▶ [What you should do]: Exact reproduction is required for all entries.

START Dataset entries

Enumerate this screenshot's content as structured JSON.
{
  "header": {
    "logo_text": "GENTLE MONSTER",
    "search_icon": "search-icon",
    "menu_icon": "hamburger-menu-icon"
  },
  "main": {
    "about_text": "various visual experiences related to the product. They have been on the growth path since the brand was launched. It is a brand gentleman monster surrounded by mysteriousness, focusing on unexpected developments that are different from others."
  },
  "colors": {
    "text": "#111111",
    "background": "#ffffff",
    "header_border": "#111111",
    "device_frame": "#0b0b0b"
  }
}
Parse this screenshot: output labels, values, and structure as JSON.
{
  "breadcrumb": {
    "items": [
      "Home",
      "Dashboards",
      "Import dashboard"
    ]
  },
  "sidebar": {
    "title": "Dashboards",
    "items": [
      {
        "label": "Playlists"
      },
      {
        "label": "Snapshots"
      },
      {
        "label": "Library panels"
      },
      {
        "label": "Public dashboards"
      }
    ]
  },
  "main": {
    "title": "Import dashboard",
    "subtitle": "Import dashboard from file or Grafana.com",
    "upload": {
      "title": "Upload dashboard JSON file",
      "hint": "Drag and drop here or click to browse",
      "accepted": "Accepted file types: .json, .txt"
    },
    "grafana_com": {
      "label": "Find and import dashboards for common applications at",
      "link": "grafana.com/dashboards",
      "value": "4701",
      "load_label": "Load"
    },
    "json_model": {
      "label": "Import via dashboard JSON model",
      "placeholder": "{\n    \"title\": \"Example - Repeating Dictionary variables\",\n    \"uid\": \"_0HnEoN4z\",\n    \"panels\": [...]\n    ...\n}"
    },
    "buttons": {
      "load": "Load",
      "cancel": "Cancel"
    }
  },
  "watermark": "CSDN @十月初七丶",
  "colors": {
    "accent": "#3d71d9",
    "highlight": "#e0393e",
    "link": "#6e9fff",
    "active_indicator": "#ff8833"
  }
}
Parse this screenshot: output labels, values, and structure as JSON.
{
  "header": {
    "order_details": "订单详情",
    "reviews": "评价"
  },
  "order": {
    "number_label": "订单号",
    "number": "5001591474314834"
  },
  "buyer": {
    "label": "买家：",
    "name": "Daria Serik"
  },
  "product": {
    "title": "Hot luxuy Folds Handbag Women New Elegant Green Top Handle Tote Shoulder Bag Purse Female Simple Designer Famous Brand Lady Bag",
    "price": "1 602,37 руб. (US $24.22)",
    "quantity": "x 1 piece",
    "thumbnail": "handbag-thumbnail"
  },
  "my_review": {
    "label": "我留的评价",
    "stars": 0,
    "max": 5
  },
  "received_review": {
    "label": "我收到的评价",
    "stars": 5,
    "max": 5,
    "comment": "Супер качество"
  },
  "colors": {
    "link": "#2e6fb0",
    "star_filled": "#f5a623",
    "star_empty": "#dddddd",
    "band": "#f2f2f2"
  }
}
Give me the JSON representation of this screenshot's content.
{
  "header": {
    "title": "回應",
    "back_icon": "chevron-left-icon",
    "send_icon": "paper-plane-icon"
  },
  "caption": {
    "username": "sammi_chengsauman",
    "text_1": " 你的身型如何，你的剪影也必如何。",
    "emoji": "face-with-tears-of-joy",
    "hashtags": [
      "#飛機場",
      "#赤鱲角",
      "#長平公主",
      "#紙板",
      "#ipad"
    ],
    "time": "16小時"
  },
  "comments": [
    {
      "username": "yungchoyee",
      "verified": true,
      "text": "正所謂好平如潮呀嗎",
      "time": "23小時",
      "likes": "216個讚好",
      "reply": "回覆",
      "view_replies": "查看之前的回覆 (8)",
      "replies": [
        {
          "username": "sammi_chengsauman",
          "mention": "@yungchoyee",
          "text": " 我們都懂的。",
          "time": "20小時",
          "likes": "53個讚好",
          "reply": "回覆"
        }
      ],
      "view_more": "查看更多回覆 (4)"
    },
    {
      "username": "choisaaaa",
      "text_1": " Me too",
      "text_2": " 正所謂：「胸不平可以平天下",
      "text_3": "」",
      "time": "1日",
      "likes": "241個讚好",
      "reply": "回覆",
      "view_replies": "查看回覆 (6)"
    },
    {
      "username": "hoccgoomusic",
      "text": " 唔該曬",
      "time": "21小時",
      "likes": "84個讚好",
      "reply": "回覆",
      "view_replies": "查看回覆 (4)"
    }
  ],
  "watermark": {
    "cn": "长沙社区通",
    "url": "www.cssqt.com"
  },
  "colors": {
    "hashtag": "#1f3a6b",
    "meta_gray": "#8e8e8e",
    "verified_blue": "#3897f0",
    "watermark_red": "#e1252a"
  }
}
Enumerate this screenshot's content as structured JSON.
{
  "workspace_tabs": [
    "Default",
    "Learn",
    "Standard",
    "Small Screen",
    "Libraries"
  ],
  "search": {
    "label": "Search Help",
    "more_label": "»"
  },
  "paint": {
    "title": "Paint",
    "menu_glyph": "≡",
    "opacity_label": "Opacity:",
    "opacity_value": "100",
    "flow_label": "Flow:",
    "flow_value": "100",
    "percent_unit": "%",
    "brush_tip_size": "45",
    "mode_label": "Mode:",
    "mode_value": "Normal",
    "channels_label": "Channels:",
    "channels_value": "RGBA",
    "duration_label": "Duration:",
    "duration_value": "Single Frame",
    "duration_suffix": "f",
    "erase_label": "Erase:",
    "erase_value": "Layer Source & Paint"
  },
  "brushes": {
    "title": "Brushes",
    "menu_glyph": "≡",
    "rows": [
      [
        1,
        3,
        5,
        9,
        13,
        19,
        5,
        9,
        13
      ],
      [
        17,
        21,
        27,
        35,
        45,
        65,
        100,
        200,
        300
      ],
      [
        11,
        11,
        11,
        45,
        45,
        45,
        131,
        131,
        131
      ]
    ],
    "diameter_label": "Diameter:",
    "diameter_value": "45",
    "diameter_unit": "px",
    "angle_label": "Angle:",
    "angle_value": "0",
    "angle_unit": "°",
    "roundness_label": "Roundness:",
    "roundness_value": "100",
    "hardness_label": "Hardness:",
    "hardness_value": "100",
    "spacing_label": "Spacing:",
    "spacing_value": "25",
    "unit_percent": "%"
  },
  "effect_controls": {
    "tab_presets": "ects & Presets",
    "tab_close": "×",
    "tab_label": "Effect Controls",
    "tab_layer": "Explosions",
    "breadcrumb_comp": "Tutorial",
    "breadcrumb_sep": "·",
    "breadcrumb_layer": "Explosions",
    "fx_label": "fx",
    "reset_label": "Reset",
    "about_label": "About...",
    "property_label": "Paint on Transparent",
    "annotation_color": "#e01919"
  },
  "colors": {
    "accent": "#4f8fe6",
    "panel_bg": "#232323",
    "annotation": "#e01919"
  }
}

END Dataset entries

▶ [Task result]:
Enumerate this screenshot's content as structured JSON.
{
  "header": {
    "logo_text": "GENTLE MONSTER",
    "search_icon": "search-icon",
    "menu_icon": "hamburger-menu-icon"
  },
  "main": {
    "about_text": "various visual experiences related to the product. They have been on the growth path since the brand was launched. It is a brand gentleman monster surrounded by mysteriousness, focusing on unexpected developments that are different from others."
  },
  "colors": {
    "text": "#111111",
    "background": "#ffffff",
    "header_border": "#111111",
    "device_frame": "#0b0b0b"
  }
}
Parse this screenshot: output labels, values, and structure as JSON.
{
  "breadcrumb": {
    "items": [
      "Home",
      "Dashboards",
      "Import dashboard"
    ]
  },
  "sidebar": {
    "title": "Dashboards",
    "items": [
      {
        "label": "Playlists"
      },
      {
        "label": "Snapshots"
      },
      {
        "label": "Library panels"
      },
      {
        "label": "Public dashboards"
      }
    ]
  },
  "main": {
    "title": "Import dashboard",
    "subtitle": "Import dashboard from file or Grafana.com",
    "upload": {
      "title": "Upload dashboard JSON file",
      "hint": "Drag and drop here or click to browse",
      "accepted": "Accepted file types: .json, .txt"
    },
    "grafana_com": {
      "label": "Find and import dashboards for common applications at",
      "link": "grafana.com/dashboards",
      "value": "4701",
      "load_label": "Load"
    },
    "json_model": {
      "label": "Import via dashboard JSON model",
      "placeholder": "{\n    \"title\": \"Example - Repeating Dictionary variables\",\n    \"uid\": \"_0HnEoN4z\",\n    \"panels\": [...]\n    ...\n}"
    },
    "buttons": {
      "load": "Load",
      "cancel": "Cancel"
    }
  },
  "watermark": "CSDN @十月初七丶",
  "colors": {
    "accent": "#3d71d9",
    "highlight": "#e0393e",
    "link": "#6e9fff",
    "active_indicator": "#ff8833"
  }
}
Parse this screenshot: output labels, values, and structure as JSON.
{
  "header": {
    "order_details": "订单详情",
    "reviews": "评价"
  },
  "order": {
    "number_label": "订单号",
    "number": "5001591474314834"
  },
  "buyer": {
    "label": "买家：",
    "name": "Daria Serik"
  },
  "product": {
    "title": "Hot luxuy Folds Handbag Women New Elegant Green Top Handle Tote Shoulder Bag Purse Female Simple Designer Famous Brand Lady Bag",
    "price": "1 602,37 руб. (US $24.22)",
    "quantity": "x 1 piece",
    "thumbnail": "handbag-thumbnail"
  },
  "my_review": {
    "label": "我留的评价",
    "stars": 0,
    "max": 5
  },
  "received_review": {
    "label": "我收到的评价",
    "stars": 5,
    "max": 5,
    "comment": "Супер качество"
  },
  "colors": {
    "link": "#2e6fb0",
    "star_filled": "#f5a623",
    "star_empty": "#dddddd",
    "band": "#f2f2f2"
  }
}
Give me the JSON representation of this screenshot's content.
{
  "header": {
    "title": "回應",
    "back_icon": "chevron-left-icon",
    "send_icon": "paper-plane-icon"
  },
  "caption": {
    "username": "sammi_chengsauman",
    "text_1": " 你的身型如何，你的剪影也必如何。",
    "emoji": "face-with-tears-of-joy",
    "hashtags": [
      "#飛機場",
      "#赤鱲角",
      "#長平公主",
      "#紙板",
      "#ipad"
    ],
    "time": "16小時"
  },
  "comments": [
    {
      "username": "yungchoyee",
      "verified": true,
      "text": "正所謂好平如潮呀嗎",
      "time": "23小時",
      "likes": "216個讚好",
      "reply": "回覆",
      "view_replies": "查看之前的回覆 (8)",
      "replies": [
        {
          "username": "sammi_chengsauman",
          "mention": "@yungchoyee",
          "text": " 我們都懂的。",
          "time": "20小時",
          "likes": "53個讚好",
          "reply": "回覆"
        }
      ],
      "view_more": "查看更多回覆 (4)"
    },
    {
      "username": "choisaaaa",
      "text_1": " Me too",
      "text_2": " 正所謂：「胸不平可以平天下",
      "text_3": "」",
      "time": "1日",
      "likes": "241個讚好",
      "reply": "回覆",
      "view_replies": "查看回覆 (6)"
    },
    {
      "username": "hoccgoomusic",
      "text": " 唔該曬",
      "time": "21小時",
      "likes": "84個讚好",
      "reply": "回覆",
      "view_replies": "查看回覆 (4)"
    }
  ],
  "watermark": {
    "cn": "长沙社区通",
    "url": "www.cssqt.com"
  },
  "colors": {
    "hashtag": "#1f3a6b",
    "meta_gray": "#8e8e8e",
    "verified_blue": "#3897f0",
    "watermark_red": "#e1252a"
  }
}
Enumerate this screenshot's content as structured JSON.
{
  "workspace_tabs": [
    "Default",
    "Learn",
    "Standard",
    "Small Screen",
    "Libraries"
  ],
  "search": {
    "label": "Search Help",
    "more_label": "»"
  },
  "paint": {
    "title": "Paint",
    "menu_glyph": "≡",
    "opacity_label": "Opacity:",
    "opacity_value": "100",
    "flow_label": "Flow:",
    "flow_value": "100",
    "percent_unit": "%",
    "brush_tip_size": "45",
    "mode_label": "Mode:",
    "mode_value": "Normal",
    "channels_label": "Channels:",
    "channels_value": "RGBA",
    "duration_label": "Duration:",
    "duration_value": "Single Frame",
    "duration_suffix": "f",
    "erase_label": "Erase:",
    "erase_value": "Layer Source & Paint"
  },
  "brushes": {
    "title": "Brushes",
    "menu_glyph": "≡",
    "rows": [
      [
        1,
        3,
        5,
        9,
        13,
        19,
        5,
        9,
        13
      ],
      [
        17,
        21,
        27,
        35,
        45,
        65,
        100,
        200,
        300
      ],
      [
        11,
        11,
        11,
        45,
        45,
        45,
        131,
        131,
        131
      ]
    ],
    "diameter_label": "Diameter:",
    "diameter_value": "45",
    "diameter_unit": "px",
    "angle_label": "Angle:",
    "angle_value": "0",
    "angle_unit": "°",
    "roundness_label": "Roundness:",
    "roundness_value": "100",
    "hardness_label": "Hardness:",
    "hardness_value": "100",
    "spacing_label": "Spacing:",
    "spacing_value": "25",
    "unit_percent": "%"
  },
  "effect_controls": {
    "tab_presets": "ects & Presets",
    "tab_close": "×",
    "tab_label": "Effect Controls",
    "tab_layer": "Explosions",
    "breadcrumb_comp": "Tutorial",
    "breadcrumb_sep": "·",
    "breadcrumb_layer": "Explosions",
    "fx_label": "fx",
    "reset_label": "Reset",
    "about_label": "About...",
    "property_label": "Paint on Transparent",
    "annotation_color": "#e01919"
  },
  "colors": {
    "accent": "#4f8fe6",
    "panel_bg": "#232323",
    "annotation": "#e01919"
  }
}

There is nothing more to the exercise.